_Direction_
Below is a listing; reproduce each line of it exactly.
--- Start of Extracted records ---
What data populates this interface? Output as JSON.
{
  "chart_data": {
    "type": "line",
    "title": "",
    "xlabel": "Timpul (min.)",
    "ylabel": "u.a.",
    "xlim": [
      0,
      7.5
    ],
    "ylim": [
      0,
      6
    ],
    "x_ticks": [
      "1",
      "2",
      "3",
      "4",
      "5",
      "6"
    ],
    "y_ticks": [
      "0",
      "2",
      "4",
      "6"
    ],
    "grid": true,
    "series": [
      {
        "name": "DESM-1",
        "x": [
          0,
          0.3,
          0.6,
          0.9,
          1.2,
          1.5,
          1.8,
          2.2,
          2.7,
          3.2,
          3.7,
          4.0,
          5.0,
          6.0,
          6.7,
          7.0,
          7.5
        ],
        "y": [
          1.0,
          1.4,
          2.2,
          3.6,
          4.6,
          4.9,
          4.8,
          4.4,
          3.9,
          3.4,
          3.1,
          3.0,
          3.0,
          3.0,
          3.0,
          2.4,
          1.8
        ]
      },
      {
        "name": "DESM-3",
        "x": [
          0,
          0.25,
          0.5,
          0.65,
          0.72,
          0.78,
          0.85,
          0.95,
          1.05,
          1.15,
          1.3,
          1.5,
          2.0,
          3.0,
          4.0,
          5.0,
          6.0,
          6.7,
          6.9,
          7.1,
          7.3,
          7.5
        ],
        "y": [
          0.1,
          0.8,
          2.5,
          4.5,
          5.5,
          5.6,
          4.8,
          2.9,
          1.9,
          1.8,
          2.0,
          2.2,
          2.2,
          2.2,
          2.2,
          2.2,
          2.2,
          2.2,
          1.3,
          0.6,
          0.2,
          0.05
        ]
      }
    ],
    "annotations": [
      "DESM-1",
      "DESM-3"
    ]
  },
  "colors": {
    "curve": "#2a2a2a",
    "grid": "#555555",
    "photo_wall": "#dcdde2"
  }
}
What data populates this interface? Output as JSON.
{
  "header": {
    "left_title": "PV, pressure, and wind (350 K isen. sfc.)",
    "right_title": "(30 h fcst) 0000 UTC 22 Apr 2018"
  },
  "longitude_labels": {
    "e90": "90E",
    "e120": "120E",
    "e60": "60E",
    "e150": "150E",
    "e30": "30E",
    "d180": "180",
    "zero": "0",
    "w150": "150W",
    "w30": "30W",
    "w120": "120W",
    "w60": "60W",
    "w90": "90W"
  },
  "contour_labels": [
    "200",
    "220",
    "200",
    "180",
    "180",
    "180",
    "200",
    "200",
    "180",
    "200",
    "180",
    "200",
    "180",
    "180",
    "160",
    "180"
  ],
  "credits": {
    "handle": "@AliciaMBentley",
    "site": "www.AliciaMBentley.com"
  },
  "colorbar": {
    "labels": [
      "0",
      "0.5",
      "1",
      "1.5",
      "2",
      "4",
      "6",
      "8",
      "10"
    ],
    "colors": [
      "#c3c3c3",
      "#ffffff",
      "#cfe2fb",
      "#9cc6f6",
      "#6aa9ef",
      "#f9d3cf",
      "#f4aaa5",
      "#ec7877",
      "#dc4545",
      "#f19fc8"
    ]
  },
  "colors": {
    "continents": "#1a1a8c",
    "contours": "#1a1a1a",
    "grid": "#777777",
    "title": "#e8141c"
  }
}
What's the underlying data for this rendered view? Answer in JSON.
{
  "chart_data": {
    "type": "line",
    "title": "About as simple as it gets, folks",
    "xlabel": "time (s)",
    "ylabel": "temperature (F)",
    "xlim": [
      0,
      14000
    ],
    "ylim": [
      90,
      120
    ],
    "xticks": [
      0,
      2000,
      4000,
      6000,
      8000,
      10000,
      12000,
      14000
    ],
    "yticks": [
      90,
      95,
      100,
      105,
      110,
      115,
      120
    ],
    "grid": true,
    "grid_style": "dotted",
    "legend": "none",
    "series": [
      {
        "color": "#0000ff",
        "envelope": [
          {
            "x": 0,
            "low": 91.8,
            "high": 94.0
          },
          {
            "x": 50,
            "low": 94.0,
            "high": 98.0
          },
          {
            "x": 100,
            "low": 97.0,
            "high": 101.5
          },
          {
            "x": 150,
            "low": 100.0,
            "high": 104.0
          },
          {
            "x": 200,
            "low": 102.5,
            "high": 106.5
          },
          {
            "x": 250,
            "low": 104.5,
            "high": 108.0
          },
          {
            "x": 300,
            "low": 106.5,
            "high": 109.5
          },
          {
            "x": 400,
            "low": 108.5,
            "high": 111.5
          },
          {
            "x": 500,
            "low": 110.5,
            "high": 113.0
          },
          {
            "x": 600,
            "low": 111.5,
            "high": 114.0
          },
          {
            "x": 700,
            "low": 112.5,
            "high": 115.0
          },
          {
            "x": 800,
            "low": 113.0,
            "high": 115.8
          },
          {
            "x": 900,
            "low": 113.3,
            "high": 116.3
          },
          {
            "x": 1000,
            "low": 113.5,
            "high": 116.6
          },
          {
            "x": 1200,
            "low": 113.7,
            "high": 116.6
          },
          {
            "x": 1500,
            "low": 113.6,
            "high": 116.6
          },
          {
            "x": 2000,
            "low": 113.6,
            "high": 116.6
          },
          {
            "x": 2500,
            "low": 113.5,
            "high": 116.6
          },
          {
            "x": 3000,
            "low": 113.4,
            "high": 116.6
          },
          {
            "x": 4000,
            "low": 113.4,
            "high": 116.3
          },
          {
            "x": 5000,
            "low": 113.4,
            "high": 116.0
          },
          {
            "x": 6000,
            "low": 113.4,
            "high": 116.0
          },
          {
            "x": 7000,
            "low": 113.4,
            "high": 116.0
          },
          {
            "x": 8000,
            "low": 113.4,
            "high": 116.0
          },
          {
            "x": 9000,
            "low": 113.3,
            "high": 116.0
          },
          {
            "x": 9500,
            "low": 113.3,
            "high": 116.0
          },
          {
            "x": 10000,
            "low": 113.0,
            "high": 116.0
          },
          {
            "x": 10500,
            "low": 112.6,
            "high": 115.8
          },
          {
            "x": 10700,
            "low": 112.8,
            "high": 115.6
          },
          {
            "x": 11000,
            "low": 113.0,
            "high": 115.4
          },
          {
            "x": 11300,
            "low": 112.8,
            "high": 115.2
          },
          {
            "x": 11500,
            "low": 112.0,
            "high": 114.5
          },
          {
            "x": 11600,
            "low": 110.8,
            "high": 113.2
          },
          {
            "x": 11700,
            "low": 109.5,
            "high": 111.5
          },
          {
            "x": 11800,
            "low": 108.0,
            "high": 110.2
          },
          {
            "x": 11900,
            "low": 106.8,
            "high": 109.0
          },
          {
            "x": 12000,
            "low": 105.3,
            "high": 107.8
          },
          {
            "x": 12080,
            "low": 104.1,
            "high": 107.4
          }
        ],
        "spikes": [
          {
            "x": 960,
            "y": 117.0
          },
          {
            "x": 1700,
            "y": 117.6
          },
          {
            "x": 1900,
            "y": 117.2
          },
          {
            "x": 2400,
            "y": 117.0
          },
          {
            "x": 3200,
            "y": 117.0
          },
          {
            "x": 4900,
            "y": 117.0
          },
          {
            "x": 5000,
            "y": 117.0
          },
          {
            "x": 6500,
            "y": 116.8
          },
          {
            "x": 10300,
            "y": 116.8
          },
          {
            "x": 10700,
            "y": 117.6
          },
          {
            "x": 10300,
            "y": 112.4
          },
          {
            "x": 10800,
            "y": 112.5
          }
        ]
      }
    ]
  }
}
--- End of Extracted records ---
_Answer to this problem_
What data populates this interface? Output as JSON.
{
  "chart_data": {
    "type": "line",
    "title": "",
    "xlabel": "Timpul (min.)",
    "ylabel": "u.a.",
    "xlim": [
      0,
      7.5
    ],
    "ylim": [
      0,
      6
    ],
    "x_ticks": [
      "1",
      "2",
      "3",
      "4",
      "5",
      "6"
    ],
    "y_ticks": [
      "0",
      "2",
      "4",
      "6"
    ],
    "grid": true,
    "series": [
      {
        "name": "DESM-1",
        "x": [
          0,
          0.3,
          0.6,
          0.9,
          1.2,
          1.5,
          1.8,
          2.2,
          2.7,
          3.2,
          3.7,
          4.0,
          5.0,
          6.0,
          6.7,
          7.0,
          7.5
        ],
        "y": [
          1.0,
          1.4,
          2.2,
          3.6,
          4.6,
          4.9,
          4.8,
          4.4,
          3.9,
          3.4,
          3.1,
          3.0,
          3.0,
          3.0,
          3.0,
          2.4,
          1.8
        ]
      },
      {
        "name": "DESM-3",
        "x": [
          0,
          0.25,
          0.5,
          0.65,
          0.72,
          0.78,
          0.85,
          0.95,
          1.05,
          1.15,
          1.3,
          1.5,
          2.0,
          3.0,
          4.0,
          5.0,
          6.0,
          6.7,
          6.9,
          7.1,
          7.3,
          7.5
        ],
        "y": [
          0.1,
          0.8,
          2.5,
          4.5,
          5.5,
          5.6,
          4.8,
          2.9,
          1.9,
          1.8,
          2.0,
          2.2,
          2.2,
          2.2,
          2.2,
          2.2,
          2.2,
          2.2,
          1.3,
          0.6,
          0.2,
          0.05
        ]
      }
    ],
    "annotations": [
      "DESM-1",
      "DESM-3"
    ]
  },
  "colors": {
    "curve": "#2a2a2a",
    "grid": "#555555",
    "photo_wall": "#dcdde2"
  }
}
What data populates this interface? Output as JSON.
{
  "header": {
    "left_title": "PV, pressure, and wind (350 K isen. sfc.)",
    "right_title": "(30 h fcst) 0000 UTC 22 Apr 2018"
  },
  "longitude_labels": {
    "e90": "90E",
    "e120": "120E",
    "e60": "60E",
    "e150": "150E",
    "e30": "30E",
    "d180": "180",
    "zero": "0",
    "w150": "150W",
    "w30": "30W",
    "w120": "120W",
    "w60": "60W",
    "w90": "90W"
  },
  "contour_labels": [
    "200",
    "220",
    "200",
    "180",
    "180",
    "180",
    "200",
    "200",
    "180",
    "200",
    "180",
    "200",
    "180",
    "180",
    "160",
    "180"
  ],
  "credits": {
    "handle": "@AliciaMBentley",
    "site": "www.AliciaMBentley.com"
  },
  "colorbar": {
    "labels": [
      "0",
      "0.5",
      "1",
      "1.5",
      "2",
      "4",
      "6",
      "8",
      "10"
    ],
    "colors": [
      "#c3c3c3",
      "#ffffff",
      "#cfe2fb",
      "#9cc6f6",
      "#6aa9ef",
      "#f9d3cf",
      "#f4aaa5",
      "#ec7877",
      "#dc4545",
      "#f19fc8"
    ]
  },
  "colors": {
    "continents": "#1a1a8c",
    "contours": "#1a1a1a",
    "grid": "#777777",
    "title": "#e8141c"
  }
}
What's the underlying data for this rendered view? Answer in JSON.
{
  "chart_data": {
    "type": "line",
    "title": "About as simple as it gets, folks",
    "xlabel": "time (s)",
    "ylabel": "temperature (F)",
    "xlim": [
      0,
      14000
    ],
    "ylim": [
      90,
      120
    ],
    "xticks": [
      0,
      2000,
      4000,
      6000,
      8000,
      10000,
      12000,
      14000
    ],
    "yticks": [
      90,
      95,
      100,
      105,
      110,
      115,
      120
    ],
    "grid": true,
    "grid_style": "dotted",
    "legend": "none",
    "series": [
      {
        "color": "#0000ff",
        "envelope": [
          {
            "x": 0,
            "low": 91.8,
            "high": 94.0
          },
          {
            "x": 50,
            "low": 94.0,
            "high": 98.0
          },
          {
            "x": 100,
            "low": 97.0,
            "high": 101.5
          },
          {
            "x": 150,
            "low": 100.0,
            "high": 104.0
          },
          {
            "x": 200,
            "low": 102.5,
            "high": 106.5
          },
          {
            "x": 250,
            "low": 104.5,
            "high": 108.0
          },
          {
            "x": 300,
            "low": 106.5,
            "high": 109.5
          },
          {
            "x": 400,
            "low": 108.5,
            "high": 111.5
          },
          {
            "x": 500,
            "low": 110.5,
            "high": 113.0
          },
          {
            "x": 600,
            "low": 111.5,
            "high": 114.0
          },
          {
            "x": 700,
            "low": 112.5,
            "high": 115.0
          },
          {
            "x": 800,
            "low": 113.0,
            "high": 115.8
          },
          {
            "x": 900,
            "low": 113.3,
            "high": 116.3
          },
          {
            "x": 1000,
            "low": 113.5,
            "high": 116.6
          },
          {
            "x": 1200,
            "low": 113.7,
            "high": 116.6
          },
          {
            "x": 1500,
            "low": 113.6,
            "high": 116.6
          },
          {
            "x": 2000,
            "low": 113.6,
            "high": 116.6
          },
          {
            "x": 2500,
            "low": 113.5,
            "high": 116.6
          },
          {
            "x": 3000,
            "low": 113.4,
            "high": 116.6
          },
          {
            "x": 4000,
            "low": 113.4,
            "high": 116.3
          },
          {
            "x": 5000,
            "low": 113.4,
            "high": 116.0
          },
          {
            "x": 6000,
            "low": 113.4,
            "high": 116.0
          },
          {
            "x": 7000,
            "low": 113.4,
            "high": 116.0
          },
          {
            "x": 8000,
            "low": 113.4,
            "high": 116.0
          },
          {
            "x": 9000,
            "low": 113.3,
            "high": 116.0
          },
          {
            "x": 9500,
            "low": 113.3,
            "high": 116.0
          },
          {
            "x": 10000,
            "low": 113.0,
            "high": 116.0
          },
          {
            "x": 10500,
            "low": 112.6,
            "high": 115.8
          },
          {
            "x": 10700,
            "low": 112.8,
            "high": 115.6
          },
          {
            "x": 11000,
            "low": 113.0,
            "high": 115.4
          },
          {
            "x": 11300,
            "low": 112.8,
            "high": 115.2
          },
          {
            "x": 11500,
            "low": 112.0,
            "high": 114.5
          },
          {
            "x": 11600,
            "low": 110.8,
            "high": 113.2
          },
          {
            "x": 11700,
            "low": 109.5,
            "high": 111.5
          },
          {
            "x": 11800,
            "low": 108.0,
            "high": 110.2
          },
          {
            "x": 11900,
            "low": 106.8,
            "high": 109.0
          },
          {
            "x": 12000,
            "low": 105.3,
            "high": 107.8
          },
          {
            "x": 12080,
            "low": 104.1,
            "high": 107.4
          }
        ],
        "spikes": [
          {
            "x": 960,
            "y": 117.0
          },
          {
            "x": 1700,
            "y": 117.6
          },
          {
            "x": 1900,
            "y": 117.2
          },
          {
            "x": 2400,
            "y": 117.0
          },
          {
            "x": 3200,
            "y": 117.0
          },
          {
            "x": 4900,
            "y": 117.0
          },
          {
            "x": 5000,
            "y": 117.0
          },
          {
            "x": 6500,
            "y": 116.8
          },
          {
            "x": 10300,
            "y": 116.8
          },
          {
            "x": 10700,
            "y": 117.6
          },
          {
            "x": 10300,
            "y": 112.4
          },
          {
            "x": 10800,
            "y": 112.5
          }
        ]
      }
    ]
  }
}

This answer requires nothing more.